Exercise inputs:
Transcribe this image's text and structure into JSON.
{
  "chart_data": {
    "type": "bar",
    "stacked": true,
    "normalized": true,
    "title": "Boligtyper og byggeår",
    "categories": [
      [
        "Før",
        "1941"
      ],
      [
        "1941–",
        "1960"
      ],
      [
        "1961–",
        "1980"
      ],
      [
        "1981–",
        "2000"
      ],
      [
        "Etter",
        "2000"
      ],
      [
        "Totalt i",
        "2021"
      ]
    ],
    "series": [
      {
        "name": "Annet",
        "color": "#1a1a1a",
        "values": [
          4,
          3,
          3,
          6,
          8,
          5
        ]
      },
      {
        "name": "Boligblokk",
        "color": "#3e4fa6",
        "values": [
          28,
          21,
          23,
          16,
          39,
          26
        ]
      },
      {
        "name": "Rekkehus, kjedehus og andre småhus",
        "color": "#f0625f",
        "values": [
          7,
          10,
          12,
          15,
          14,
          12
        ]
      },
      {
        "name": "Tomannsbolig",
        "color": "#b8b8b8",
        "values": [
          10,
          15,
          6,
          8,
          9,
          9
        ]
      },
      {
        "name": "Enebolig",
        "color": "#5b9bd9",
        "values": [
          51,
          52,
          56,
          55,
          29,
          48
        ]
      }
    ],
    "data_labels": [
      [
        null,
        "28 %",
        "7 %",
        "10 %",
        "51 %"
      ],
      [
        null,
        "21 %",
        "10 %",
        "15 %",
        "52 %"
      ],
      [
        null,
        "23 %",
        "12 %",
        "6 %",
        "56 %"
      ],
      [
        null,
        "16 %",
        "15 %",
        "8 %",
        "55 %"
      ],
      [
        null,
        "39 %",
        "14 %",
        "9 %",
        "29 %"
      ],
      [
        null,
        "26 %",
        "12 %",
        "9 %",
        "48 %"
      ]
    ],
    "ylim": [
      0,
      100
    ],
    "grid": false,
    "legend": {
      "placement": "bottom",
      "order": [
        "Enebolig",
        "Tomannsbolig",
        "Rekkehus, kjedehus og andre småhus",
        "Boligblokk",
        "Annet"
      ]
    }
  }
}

Task goal:
Retype all of the entries precisely as they are.

Exercise output:
Transcribe this image's text and structure into JSON.
{
  "chart_data": {
    "type": "bar",
    "stacked": true,
    "normalized": true,
    "title": "Boligtyper og byggeår",
    "categories": [
      [
        "Før",
        "1941"
      ],
      [
        "1941–",
        "1960"
      ],
      [
        "1961–",
        "1980"
      ],
      [
        "1981–",
        "2000"
      ],
      [
        "Etter",
        "2000"
      ],
      [
        "Totalt i",
        "2021"
      ]
    ],
    "series": [
      {
        "name": "Annet",
        "color": "#1a1a1a",
        "values": [
          4,
          3,
          3,
          6,
          8,
          5
        ]
      },
      {
        "name": "Boligblokk",
        "color": "#3e4fa6",
        "values": [
          28,
          21,
          23,
          16,
          39,
          26
        ]
      },
      {
        "name": "Rekkehus, kjedehus og andre småhus",
        "color": "#f0625f",
        "values": [
          7,
          10,
          12,
          15,
          14,
          12
        ]
      },
      {
        "name": "Tomannsbolig",
        "color": "#b8b8b8",
        "values": [
          10,
          15,
          6,
          8,
          9,
          9
        ]
      },
      {
        "name": "Enebolig",
        "color": "#5b9bd9",
        "values": [
          51,
          52,
          56,
          55,
          29,
          48
        ]
      }
    ],
    "data_labels": [
      [
        null,
        "28 %",
        "7 %",
        "10 %",
        "51 %"
      ],
      [
        null,
        "21 %",
        "10 %",
        "15 %",
        "52 %"
      ],
      [
        null,
        "23 %",
        "12 %",
        "6 %",
        "56 %"
      ],
      [
        null,
        "16 %",
        "15 %",
        "8 %",
        "55 %"
      ],
      [
        null,
        "39 %",
        "14 %",
        "9 %",
        "29 %"
      ],
      [
        null,
        "26 %",
        "12 %",
        "9 %",
        "48 %"
      ]
    ],
    "ylim": [
      0,
      100
    ],
    "grid": false,
    "legend": {
      "placement": "bottom",
      "order": [
        "Enebolig",
        "Tomannsbolig",
        "Rekkehus, kjedehus og andre småhus",
        "Boligblokk",
        "Annet"
      ]
    }
  }
}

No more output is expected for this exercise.